--- start Source excerpt ---
Morton College hires Fields as college president

Jean Lotus
Stan Fields

Stan Fields

Faculty concerned with new president’s lack of college-level experience

The Morton College board voted Jan. 21 to hire as its president a Berwyn elementary school superintendent, in spite of a September faculty letter protesting the candidate had no college-level experience.

Dr. Stanley Fields was appointed president of the college after a months-long search.

“I am humbled and excited by this appointment,” Fields said at the meeting. “I look forward to doing my part to take Morton College to even greater heights in academic success.”

But Morton College faculty complained in September in a public letter that Fields had no experience at the college level. The letter accused the board of downgrading the qualifications of candidates and warned that the school might be flagged by the Higher Learning Commission during their 2016 accreditation review.

“The faculty find the consideration of a grade-school superintendent … unqualified,” the letter said.
--- end Source excerpt ---
--- start Data rows ---
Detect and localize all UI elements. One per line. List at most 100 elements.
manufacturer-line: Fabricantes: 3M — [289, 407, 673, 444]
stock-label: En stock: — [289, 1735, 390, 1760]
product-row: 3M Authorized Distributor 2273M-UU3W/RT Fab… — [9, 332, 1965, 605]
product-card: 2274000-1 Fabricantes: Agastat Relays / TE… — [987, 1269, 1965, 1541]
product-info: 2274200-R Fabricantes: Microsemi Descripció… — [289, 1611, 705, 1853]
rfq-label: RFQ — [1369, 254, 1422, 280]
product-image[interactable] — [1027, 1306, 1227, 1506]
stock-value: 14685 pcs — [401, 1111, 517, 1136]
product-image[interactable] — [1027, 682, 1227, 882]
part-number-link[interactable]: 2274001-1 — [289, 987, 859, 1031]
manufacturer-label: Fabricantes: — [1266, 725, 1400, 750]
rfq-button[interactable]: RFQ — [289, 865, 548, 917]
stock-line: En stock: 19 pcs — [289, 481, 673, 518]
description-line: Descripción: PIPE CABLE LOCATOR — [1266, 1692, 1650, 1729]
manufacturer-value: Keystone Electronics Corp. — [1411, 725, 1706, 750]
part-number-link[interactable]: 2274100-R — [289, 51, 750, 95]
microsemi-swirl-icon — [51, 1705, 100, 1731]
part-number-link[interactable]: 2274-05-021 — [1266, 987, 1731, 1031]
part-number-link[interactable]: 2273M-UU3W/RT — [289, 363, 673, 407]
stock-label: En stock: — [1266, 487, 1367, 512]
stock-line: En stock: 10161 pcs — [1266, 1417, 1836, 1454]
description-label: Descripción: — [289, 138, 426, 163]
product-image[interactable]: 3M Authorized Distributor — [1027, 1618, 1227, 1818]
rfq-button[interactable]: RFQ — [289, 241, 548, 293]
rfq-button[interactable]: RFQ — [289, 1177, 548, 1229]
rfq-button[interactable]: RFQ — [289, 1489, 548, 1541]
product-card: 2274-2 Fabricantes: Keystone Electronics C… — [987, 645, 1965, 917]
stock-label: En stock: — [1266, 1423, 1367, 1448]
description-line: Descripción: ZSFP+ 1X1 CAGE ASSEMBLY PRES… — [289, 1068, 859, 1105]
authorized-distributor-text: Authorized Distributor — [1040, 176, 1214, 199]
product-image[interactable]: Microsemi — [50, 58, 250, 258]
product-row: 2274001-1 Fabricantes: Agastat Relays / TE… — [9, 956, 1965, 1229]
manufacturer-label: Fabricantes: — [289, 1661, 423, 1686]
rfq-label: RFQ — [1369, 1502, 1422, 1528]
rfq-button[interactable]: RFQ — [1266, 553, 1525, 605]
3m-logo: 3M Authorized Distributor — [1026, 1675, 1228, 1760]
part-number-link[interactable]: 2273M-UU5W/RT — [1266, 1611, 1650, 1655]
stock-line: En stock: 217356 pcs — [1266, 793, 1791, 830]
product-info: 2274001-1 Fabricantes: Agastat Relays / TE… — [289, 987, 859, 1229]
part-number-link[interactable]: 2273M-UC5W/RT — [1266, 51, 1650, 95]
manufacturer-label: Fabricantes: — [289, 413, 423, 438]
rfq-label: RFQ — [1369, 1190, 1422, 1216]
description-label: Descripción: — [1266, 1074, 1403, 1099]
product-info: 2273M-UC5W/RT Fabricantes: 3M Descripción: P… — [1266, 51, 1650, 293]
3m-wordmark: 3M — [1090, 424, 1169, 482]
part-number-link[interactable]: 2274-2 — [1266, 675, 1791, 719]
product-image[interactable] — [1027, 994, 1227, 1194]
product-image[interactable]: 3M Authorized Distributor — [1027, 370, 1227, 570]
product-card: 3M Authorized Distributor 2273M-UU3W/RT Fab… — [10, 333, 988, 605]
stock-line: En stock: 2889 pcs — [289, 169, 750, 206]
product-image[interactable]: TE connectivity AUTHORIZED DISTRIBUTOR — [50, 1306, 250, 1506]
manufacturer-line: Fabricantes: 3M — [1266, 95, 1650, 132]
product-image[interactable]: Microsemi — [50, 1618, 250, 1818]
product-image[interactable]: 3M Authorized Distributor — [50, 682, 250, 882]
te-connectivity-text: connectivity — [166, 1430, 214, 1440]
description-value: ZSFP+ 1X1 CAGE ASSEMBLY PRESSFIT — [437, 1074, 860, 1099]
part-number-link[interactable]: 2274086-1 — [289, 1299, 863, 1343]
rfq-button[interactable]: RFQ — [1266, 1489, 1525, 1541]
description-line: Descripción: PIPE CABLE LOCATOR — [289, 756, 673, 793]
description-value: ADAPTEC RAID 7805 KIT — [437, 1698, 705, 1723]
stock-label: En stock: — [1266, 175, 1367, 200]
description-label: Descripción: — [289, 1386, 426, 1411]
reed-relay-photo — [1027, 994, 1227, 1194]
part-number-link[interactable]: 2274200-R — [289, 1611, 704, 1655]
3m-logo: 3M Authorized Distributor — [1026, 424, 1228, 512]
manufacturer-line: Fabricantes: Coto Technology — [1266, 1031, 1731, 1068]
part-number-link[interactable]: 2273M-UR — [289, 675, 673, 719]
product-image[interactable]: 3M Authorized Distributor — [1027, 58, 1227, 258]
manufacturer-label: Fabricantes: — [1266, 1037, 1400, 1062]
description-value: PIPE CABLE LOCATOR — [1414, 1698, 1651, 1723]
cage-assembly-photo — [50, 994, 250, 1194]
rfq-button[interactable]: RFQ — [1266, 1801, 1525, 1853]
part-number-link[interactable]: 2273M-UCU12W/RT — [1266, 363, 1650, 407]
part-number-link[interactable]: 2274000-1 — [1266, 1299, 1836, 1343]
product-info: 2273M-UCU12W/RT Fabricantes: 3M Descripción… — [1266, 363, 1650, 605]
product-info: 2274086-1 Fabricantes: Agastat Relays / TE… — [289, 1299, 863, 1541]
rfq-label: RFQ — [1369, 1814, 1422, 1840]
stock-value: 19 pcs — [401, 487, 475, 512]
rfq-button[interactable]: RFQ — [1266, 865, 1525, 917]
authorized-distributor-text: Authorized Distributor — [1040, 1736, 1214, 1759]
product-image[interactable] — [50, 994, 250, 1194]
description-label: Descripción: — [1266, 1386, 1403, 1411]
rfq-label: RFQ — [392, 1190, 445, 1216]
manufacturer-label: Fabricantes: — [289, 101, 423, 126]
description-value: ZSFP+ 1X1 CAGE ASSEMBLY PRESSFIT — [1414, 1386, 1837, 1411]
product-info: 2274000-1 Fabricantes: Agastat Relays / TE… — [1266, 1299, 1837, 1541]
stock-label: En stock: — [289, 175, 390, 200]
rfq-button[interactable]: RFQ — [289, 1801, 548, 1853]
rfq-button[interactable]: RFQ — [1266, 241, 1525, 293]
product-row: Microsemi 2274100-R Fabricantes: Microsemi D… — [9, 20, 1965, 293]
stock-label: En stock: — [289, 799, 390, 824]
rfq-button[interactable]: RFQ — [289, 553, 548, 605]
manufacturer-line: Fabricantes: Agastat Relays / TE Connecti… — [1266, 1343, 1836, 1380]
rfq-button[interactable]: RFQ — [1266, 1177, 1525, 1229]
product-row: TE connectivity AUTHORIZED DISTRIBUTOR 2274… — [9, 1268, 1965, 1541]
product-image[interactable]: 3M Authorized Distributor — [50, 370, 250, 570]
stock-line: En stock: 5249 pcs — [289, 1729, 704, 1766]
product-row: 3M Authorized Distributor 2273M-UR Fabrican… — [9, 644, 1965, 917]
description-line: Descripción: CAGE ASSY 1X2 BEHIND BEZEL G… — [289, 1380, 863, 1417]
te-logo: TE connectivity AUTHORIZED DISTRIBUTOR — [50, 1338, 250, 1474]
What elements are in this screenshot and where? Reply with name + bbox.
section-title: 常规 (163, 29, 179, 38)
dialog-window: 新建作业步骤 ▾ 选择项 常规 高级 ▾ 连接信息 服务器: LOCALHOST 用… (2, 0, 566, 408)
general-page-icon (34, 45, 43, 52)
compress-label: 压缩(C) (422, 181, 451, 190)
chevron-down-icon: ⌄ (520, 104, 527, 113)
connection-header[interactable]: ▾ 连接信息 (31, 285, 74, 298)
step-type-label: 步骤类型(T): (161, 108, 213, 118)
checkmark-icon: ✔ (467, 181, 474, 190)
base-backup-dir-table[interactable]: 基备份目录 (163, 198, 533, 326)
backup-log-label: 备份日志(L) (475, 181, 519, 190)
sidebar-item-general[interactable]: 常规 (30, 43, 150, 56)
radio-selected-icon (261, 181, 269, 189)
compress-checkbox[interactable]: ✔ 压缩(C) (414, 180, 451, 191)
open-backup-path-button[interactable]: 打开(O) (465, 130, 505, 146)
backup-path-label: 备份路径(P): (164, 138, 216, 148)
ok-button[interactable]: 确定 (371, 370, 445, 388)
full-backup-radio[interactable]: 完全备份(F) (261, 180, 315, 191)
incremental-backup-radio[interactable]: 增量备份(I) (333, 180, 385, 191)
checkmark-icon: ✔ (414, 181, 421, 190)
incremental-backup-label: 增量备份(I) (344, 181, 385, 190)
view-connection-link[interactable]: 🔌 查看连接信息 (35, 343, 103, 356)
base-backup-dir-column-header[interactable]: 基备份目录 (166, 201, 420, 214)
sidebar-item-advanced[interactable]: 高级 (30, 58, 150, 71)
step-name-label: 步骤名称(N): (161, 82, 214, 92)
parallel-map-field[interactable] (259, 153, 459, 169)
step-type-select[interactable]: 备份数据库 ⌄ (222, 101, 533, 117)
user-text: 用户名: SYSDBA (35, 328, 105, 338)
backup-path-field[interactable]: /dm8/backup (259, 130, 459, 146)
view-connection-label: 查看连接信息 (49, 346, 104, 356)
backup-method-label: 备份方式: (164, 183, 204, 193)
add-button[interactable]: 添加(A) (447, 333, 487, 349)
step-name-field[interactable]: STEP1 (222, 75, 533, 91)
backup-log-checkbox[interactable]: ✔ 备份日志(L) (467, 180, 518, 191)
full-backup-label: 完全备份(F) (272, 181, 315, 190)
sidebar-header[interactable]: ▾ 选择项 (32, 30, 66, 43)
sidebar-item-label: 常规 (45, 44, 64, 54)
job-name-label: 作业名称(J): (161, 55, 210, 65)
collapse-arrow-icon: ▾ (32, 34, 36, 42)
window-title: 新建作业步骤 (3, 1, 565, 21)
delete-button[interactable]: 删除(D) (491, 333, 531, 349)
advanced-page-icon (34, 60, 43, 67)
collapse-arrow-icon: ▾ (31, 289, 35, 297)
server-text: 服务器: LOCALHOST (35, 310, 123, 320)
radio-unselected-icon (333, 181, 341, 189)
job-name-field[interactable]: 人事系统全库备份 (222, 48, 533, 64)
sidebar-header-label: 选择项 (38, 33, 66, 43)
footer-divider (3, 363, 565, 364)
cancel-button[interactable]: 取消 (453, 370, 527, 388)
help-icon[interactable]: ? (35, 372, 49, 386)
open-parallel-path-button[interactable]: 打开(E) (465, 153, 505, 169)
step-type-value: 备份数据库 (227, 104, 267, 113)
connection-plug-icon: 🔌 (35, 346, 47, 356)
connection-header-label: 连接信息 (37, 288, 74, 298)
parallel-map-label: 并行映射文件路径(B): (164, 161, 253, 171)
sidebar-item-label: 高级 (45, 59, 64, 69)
--- end Data rows ---
Instruction 1 >> In the Morton College article, on what date did the board vote to hire Fields?
Instruction 2 >> Write out the Morton College article word for word, starting at "Faculty concerned with" and ending at "no college-level experience.".
Rely only on the Morton College article.

Exercise response 1 >> Jan. 21

Exercise response 2 >>
Faculty concerned with new president’s lack of college-level experience

The Morton College board voted Jan. 21 to hire as its president a Berwyn elementary school superintendent, in spite of a September faculty letter protesting the candidate had no college-level experience.